> **To be done**
Copy out all lines that hold "Output".

Dataset entries on figures:
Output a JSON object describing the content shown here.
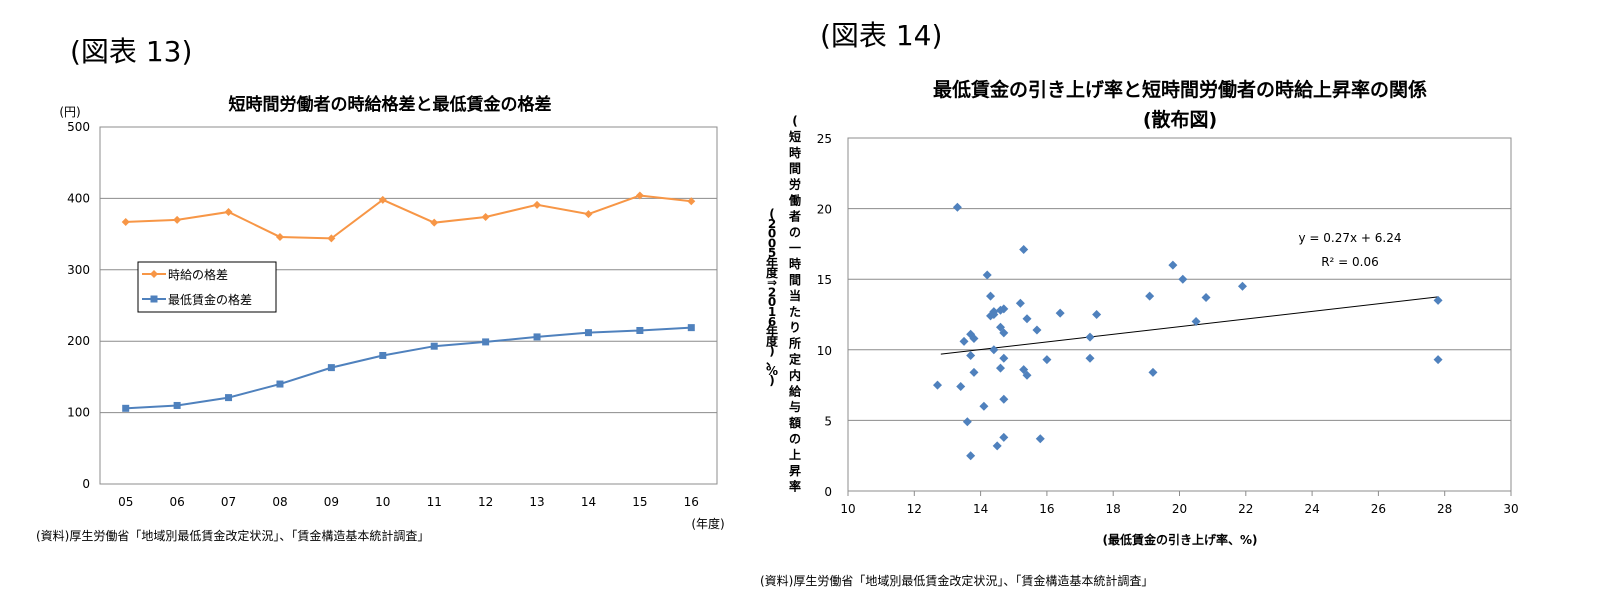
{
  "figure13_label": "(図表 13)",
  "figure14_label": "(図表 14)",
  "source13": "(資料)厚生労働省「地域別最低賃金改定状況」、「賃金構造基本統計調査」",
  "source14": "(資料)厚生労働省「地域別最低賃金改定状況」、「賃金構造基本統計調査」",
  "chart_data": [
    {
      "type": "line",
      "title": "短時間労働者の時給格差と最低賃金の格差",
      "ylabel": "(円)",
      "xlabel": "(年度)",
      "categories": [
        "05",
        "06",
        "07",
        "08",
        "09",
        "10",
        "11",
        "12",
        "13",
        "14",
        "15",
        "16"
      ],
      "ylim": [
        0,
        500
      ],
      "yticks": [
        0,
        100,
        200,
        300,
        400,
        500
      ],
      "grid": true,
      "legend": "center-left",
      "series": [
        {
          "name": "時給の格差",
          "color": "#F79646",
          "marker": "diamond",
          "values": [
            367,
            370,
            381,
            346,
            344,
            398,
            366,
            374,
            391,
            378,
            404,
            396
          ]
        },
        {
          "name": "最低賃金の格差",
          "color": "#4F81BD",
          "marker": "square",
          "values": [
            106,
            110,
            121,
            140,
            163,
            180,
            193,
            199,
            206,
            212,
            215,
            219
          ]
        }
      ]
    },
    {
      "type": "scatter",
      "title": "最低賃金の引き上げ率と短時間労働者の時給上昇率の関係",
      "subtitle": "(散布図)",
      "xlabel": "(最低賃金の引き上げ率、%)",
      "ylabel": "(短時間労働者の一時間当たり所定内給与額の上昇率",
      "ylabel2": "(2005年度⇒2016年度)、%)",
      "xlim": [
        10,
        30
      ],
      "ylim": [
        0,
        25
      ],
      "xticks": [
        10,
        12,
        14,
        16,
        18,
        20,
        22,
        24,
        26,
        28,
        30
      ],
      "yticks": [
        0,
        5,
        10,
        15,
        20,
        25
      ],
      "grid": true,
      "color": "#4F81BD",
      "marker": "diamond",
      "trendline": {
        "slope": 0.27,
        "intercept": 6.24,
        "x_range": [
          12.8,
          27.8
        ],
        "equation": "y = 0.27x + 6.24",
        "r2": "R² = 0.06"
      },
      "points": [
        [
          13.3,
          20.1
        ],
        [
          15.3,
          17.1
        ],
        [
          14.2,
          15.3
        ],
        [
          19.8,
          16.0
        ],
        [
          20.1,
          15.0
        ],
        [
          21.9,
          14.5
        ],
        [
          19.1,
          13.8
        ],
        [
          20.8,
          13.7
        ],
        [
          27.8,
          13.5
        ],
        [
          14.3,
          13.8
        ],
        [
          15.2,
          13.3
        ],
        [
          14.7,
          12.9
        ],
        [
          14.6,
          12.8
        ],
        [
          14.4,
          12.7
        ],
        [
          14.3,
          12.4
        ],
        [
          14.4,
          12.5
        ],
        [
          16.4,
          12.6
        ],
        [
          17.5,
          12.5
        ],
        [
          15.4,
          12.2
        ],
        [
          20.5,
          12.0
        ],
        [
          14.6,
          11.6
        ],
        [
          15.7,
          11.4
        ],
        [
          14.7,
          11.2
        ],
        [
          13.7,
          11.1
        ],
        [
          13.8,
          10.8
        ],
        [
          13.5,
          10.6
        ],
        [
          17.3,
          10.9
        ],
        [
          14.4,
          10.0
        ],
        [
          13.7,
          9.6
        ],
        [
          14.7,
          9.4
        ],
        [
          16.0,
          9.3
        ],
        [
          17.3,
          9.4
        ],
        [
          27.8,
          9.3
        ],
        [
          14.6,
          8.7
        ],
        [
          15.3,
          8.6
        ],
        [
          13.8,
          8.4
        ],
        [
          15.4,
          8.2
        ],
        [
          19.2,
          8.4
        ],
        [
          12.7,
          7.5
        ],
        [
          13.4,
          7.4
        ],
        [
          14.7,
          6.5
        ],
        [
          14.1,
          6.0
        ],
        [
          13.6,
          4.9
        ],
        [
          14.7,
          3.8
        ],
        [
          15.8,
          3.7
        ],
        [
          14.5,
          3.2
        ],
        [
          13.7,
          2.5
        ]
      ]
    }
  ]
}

==

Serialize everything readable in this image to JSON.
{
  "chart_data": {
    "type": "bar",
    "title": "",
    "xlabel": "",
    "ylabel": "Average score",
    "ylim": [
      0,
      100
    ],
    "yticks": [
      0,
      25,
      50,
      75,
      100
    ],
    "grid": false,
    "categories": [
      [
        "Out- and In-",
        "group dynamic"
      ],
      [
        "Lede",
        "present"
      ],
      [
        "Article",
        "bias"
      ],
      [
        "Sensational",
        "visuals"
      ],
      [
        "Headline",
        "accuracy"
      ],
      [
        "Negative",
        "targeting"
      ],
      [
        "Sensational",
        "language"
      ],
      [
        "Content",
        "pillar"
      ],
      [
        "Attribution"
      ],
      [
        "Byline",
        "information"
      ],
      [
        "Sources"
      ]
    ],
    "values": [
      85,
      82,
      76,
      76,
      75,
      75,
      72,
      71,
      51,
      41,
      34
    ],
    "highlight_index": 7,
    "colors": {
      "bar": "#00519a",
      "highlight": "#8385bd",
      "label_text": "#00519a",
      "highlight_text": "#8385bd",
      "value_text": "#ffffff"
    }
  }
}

...

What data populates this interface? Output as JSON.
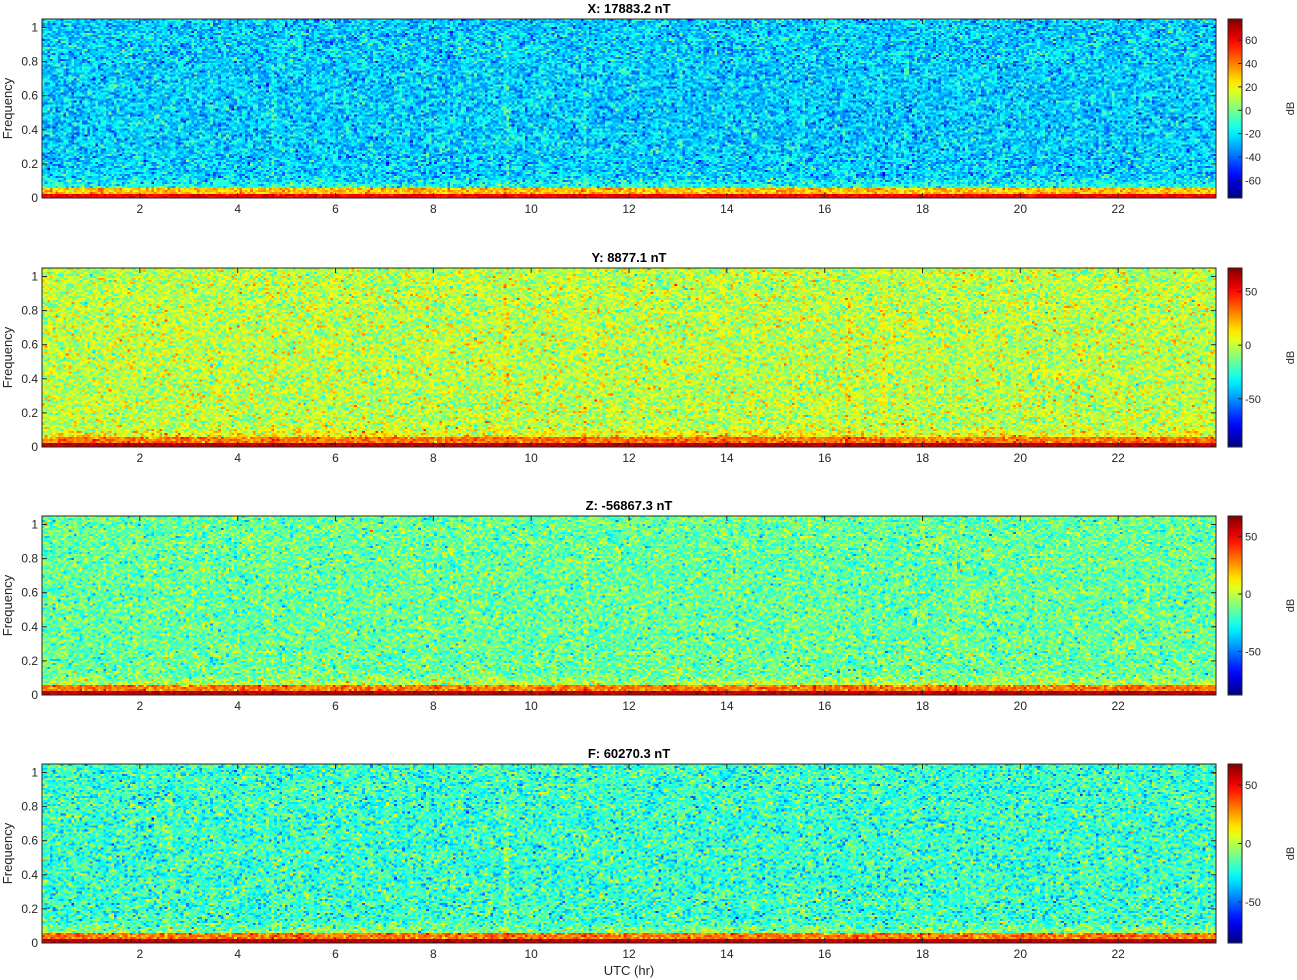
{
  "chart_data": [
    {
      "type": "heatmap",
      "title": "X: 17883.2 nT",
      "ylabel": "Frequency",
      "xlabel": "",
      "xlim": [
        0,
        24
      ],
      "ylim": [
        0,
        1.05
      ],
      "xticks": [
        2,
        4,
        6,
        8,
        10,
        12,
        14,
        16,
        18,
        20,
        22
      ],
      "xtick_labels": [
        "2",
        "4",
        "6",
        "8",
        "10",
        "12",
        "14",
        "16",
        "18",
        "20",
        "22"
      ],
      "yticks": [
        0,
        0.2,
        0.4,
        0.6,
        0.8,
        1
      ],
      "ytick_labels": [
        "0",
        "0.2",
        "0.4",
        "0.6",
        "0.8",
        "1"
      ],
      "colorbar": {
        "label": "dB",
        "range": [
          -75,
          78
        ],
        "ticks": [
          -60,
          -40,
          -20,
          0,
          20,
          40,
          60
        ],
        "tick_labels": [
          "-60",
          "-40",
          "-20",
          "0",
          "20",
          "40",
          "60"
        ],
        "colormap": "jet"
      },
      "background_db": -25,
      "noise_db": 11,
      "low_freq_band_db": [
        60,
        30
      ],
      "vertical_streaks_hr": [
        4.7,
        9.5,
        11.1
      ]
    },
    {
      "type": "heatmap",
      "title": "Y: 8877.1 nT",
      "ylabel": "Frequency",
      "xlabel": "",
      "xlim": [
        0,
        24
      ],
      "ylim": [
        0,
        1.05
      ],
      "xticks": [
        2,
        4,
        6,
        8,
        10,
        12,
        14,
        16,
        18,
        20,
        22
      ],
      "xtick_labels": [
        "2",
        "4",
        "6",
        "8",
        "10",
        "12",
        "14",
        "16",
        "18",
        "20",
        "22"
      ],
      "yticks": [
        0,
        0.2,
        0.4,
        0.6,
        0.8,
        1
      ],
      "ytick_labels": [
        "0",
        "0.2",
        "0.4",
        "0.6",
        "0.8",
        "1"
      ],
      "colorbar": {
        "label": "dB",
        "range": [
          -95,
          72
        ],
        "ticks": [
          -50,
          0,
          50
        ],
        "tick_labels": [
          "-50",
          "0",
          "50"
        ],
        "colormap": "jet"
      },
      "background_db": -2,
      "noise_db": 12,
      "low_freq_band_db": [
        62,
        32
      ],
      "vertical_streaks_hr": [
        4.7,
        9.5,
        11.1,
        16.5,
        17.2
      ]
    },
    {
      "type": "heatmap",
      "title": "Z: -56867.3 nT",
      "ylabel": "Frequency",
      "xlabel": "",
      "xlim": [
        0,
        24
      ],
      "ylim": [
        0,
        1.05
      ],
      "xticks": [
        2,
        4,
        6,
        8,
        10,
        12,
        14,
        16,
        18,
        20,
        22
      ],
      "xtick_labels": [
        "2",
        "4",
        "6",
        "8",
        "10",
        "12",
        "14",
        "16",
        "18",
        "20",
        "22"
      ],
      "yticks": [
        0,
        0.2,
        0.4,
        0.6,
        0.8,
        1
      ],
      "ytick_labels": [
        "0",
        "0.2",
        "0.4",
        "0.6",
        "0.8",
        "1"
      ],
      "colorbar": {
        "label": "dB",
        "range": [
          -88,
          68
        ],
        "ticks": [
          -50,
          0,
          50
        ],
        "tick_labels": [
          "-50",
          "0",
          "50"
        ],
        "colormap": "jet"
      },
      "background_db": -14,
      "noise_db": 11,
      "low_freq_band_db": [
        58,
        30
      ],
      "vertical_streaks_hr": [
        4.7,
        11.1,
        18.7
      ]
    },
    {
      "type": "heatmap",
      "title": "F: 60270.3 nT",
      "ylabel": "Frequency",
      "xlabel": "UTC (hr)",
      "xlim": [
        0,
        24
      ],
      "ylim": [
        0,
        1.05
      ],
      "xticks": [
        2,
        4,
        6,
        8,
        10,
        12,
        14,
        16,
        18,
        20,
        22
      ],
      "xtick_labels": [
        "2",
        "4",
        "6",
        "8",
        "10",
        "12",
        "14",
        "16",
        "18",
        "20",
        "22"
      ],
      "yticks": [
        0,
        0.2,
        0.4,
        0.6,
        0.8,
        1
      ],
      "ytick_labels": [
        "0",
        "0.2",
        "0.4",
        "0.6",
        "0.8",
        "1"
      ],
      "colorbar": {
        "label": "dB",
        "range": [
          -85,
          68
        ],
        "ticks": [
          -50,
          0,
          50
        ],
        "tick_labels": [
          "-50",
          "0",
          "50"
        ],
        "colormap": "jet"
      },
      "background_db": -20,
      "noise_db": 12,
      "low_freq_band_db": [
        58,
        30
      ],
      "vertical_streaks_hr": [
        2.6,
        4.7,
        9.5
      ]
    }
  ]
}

> **Reply**
Output a JSON object describing the content shown here.
What data populates this interface? Output as JSON.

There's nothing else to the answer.